[start]

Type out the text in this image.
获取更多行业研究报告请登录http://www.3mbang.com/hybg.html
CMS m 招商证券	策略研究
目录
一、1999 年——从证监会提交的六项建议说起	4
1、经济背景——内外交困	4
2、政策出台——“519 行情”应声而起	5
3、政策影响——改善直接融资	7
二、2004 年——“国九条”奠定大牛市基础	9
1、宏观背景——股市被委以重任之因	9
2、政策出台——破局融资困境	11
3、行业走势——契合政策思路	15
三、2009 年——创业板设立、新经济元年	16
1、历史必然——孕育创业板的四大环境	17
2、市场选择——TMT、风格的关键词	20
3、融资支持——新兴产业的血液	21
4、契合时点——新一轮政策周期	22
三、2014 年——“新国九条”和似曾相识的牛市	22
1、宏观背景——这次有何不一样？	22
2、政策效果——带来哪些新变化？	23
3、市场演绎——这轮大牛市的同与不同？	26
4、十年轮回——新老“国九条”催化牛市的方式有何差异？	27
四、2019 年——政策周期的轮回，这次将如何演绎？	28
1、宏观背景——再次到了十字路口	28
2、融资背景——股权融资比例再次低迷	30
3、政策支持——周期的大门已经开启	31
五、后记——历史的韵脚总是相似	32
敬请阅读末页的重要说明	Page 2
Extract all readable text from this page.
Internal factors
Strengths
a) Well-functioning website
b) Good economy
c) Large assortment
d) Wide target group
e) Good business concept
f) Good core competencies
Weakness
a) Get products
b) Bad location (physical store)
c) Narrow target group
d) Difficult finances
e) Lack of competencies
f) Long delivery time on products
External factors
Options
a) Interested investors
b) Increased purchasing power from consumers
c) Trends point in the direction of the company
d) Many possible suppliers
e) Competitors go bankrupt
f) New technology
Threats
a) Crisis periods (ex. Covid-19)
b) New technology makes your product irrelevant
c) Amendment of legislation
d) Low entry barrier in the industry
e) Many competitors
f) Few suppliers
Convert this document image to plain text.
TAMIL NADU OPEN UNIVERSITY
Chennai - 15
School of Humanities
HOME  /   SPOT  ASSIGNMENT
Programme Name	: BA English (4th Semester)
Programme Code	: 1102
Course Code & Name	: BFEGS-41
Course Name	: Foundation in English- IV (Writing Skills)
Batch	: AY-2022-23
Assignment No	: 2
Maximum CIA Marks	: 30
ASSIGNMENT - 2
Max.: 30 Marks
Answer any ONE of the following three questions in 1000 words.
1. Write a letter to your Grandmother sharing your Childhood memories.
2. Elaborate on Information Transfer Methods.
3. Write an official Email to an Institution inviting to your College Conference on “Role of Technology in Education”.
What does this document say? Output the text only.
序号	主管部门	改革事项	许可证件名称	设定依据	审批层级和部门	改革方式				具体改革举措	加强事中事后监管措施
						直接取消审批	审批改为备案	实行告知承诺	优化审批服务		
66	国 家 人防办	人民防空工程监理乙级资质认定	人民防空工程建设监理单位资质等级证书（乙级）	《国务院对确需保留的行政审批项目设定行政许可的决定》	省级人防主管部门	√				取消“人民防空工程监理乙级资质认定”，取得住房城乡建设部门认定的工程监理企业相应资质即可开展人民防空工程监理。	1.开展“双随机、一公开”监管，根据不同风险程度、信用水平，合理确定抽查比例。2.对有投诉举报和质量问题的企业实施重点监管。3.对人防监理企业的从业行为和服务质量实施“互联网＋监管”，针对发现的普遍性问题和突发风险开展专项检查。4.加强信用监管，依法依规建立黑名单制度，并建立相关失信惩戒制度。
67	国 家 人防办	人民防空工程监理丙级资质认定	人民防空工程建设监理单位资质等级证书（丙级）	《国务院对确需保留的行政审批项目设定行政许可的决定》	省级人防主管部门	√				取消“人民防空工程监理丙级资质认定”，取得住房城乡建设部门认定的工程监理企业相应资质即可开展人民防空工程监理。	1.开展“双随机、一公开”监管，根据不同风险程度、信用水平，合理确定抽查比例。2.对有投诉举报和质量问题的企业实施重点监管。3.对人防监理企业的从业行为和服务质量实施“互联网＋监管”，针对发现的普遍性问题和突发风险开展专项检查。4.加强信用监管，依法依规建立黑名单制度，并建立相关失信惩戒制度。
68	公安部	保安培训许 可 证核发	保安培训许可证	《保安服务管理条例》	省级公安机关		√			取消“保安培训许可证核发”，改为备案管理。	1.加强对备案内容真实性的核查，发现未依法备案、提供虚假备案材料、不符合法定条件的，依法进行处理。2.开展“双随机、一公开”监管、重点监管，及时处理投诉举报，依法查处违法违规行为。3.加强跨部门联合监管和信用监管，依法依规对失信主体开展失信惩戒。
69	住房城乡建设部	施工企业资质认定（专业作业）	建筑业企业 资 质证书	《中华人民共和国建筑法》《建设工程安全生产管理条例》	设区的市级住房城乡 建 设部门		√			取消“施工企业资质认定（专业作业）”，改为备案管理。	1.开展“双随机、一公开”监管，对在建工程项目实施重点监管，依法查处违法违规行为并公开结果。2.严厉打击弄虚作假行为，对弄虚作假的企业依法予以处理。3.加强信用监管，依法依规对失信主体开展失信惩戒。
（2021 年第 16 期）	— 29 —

[end]

Of the lines above, copy each that contains "并建立相关失信惩戒制度".

■ Response to this exercise:
66	国 家 人防办	人民防空工程监理乙级资质认定	人民防空工程建设监理单位资质等级证书（乙级）	《国务院对确需保留的行政审批项目设定行政许可的决定》	省级人防主管部门	√				取消“人民防空工程监理乙级资质认定”，取得住房城乡建设部门认定的工程监理企业相应资质即可开展人民防空工程监理。	1.开展“双随机、一公开”监管，根据不同风险程度、信用水平，合理确定抽查比例。2.对有投诉举报和质量问题的企业实施重点监管。3.对人防监理企业的从业行为和服务质量实施“互联网＋监管”，针对发现的普遍性问题和突发风险开展专项检查。4.加强信用监管，依法依规建立黑名单制度，并建立相关失信惩戒制度。
67	国 家 人防办	人民防空工程监理丙级资质认定	人民防空工程建设监理单位资质等级证书（丙级）	《国务院对确需保留的行政审批项目设定行政许可的决定》	省级人防主管部门	√				取消“人民防空工程监理丙级资质认定”，取得住房城乡建设部门认定的工程监理企业相应资质即可开展人民防空工程监理。	1.开展“双随机、一公开”监管，根据不同风险程度、信用水平，合理确定抽查比例。2.对有投诉举报和质量问题的企业实施重点监管。3.对人防监理企业的从业行为和服务质量实施“互联网＋监管”，针对发现的普遍性问题和突发风险开展专项检查。4.加强信用监管，依法依规建立黑名单制度，并建立相关失信惩戒制度。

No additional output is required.